QUOTED TEXT:
· · · · · · ·
Tuesday, January 04, 2005

Post-holiday season summation, part 1

Well well well, my dear friends...and intrusive enemies...we meet again. Of course I use the term "meet" in an abstract sense in that you are reading my words and we are not actually engaging in interpersonal communication as I'm sure many of you would like. Sadly, Quint comes in high demand and cannot afford you that opportunity, but for now, take pleasure in the words that flow from 'neath his pen...er...fingertips as he gently tickles the keys of the free library's computer.

Now, finally, to the point of this update. The New Year has sprung upon us like a Vietcong Guerrilla in Da Nang, and the attack in my case was particularly fierce and unrelenting. I'll begin by telling you a little about my post-holiday season. As you already know, ole Quint lost his job playing Santa Claus at the local shopping mall due to drug use and soiling the costume on more than one occasion.

Sure, I may have bitched about the job a bit, but all in all, I'm glad to be rid of the little maggots and their skanky mothers. Well, maybe not the skanky mothers. I quite enjoyed losing myself in the heaving crests of their ample bosoms. Oh mother glory!

So after that I decided to take a little road trip to keep me mind off the New Year, lest I be depressed, and so I decided to head South. The first thing I learned is that hitchhiking is no longer the easygoing American pasttime it once was in the good ole US of A. It took me seven hours of standing in the rain before I acquired a ride from a burly truck driver named Tess, and it just so happened that he was going North.

As luck would have it, Tess stopped at a diner in Buffalo, NY called The Tea Cup, where he busied himself by engorging his fat, beared face with several plates of hot apple pie. My thoughts were on Buffalo. I could remember a time when I knew a man who happened to reside in Buffalo. He was never what I'd consider a great friend of mine; and I don't think I'd be so generous as refer to him a good friend, but I knew him and I'd let him buy me a drink anytime.

Anyway, that's how I ended up calling the number for information and acquiring the telephone digits for one Peter Rittenshire, a man who 10 years ago unsuccessfully attempted to shiv yours truly in his gullet whilst on a doomed fishing expedition off the coast of Newfoundland. Not long after a little argument over the rights to a certain young lass named Bev, Petey snuck, jabbed, and left me fer dead on the cold, wet planks of the dock with little more than a flask of whiskey and a marijuana cigarette. Neither of us got the girl, giving me good reason to believe that she was a lesbian.

It came as a big surprised to me that the miserable bastard hadn't relocated in all of the years since our falling out, but sure enough the operator was able to redirect me after a brief search in her computadora (that's spanish for computer)!

"'ello," he answered in a distinctive English voice.

"Hey fucker! How ya doin'?" ole Quint responded gleefully.

There was a moment of silence on the other end and for a minute I wondered if maybe that good fer nothin' operator disconnected me somehow. The bitch! I'd gouge her eyes if I ever saw her!
· · · · · · ·
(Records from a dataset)
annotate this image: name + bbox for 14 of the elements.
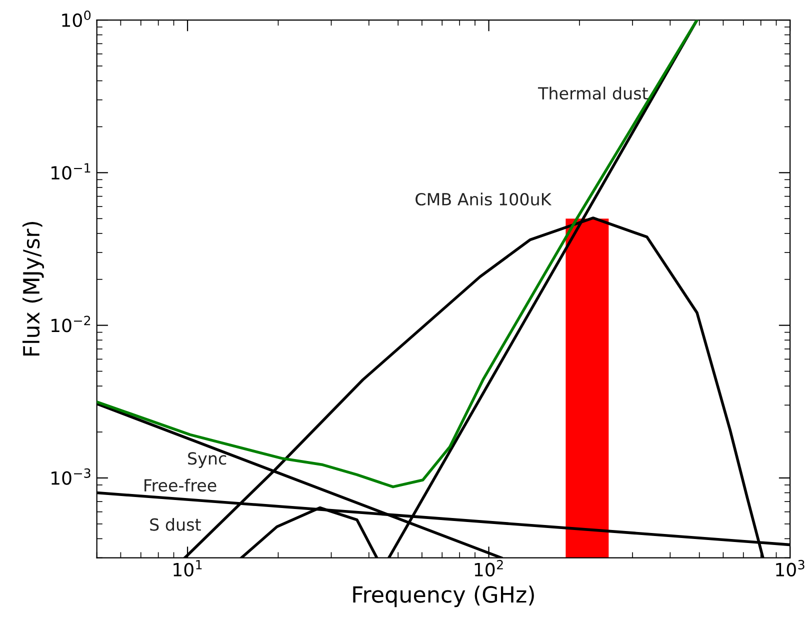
annotation: Free-free bbox=[144, 478, 216, 492]
annotation: S dust bbox=[150, 518, 201, 531]
y-axis-title: Flux (MJy/sr) bbox=[22, 222, 44, 356]
y-tick-label: 10$^{−2}$ bbox=[52, 316, 90, 332]
annotation: Thermal dust bbox=[538, 86, 648, 100]
y-tick-label: 10$^{0}$ bbox=[62, 10, 91, 28]
annotation: CMB Anis 100uK bbox=[416, 192, 552, 206]
y-tick-label: 10$^{−3}$ bbox=[52, 468, 90, 485]
x-tick-label: 10$^{2}$ bbox=[474, 560, 503, 576]
x-tick-label: 10$^{1}$ bbox=[174, 560, 202, 576]
x-tick-label: 10$^{3}$ bbox=[776, 560, 804, 576]
x-axis-title: Frequency (GHz) bbox=[353, 586, 534, 608]
y-tick-label: 10$^{−1}$ bbox=[52, 163, 90, 180]
annotation: Sync bbox=[188, 452, 226, 468]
· · · · · · ·
REQUIREMENT: Extract the blog post word for word, from "Anyway, that's how" down to "distinctive English voice.". The records have no connection to the blog post.

SOLVED PROBLEM:
Anyway, that's how I ended up calling the number for information and acquiring the telephone digits for one Peter Rittenshire, a man who 10 years ago unsuccessfully attempted to shiv yours truly in his gullet whilst on a doomed fishing expedition off the coast of Newfoundland. Not long after a little argument over the rights to a certain young lass named Bev, Petey snuck, jabbed, and left me fer dead on the cold, wet planks of the dock with little more than a flask of whiskey and a marijuana cigarette. Neither of us got the girl, giving me good reason to believe that she was a lesbian.

It came as a big surprised to me that the miserable bastard hadn't relocated in all of the years since our falling out, but sure enough the operator was able to redirect me after a brief search in her computadora (that's spanish for computer)!

"'ello," he answered in a distinctive English voice.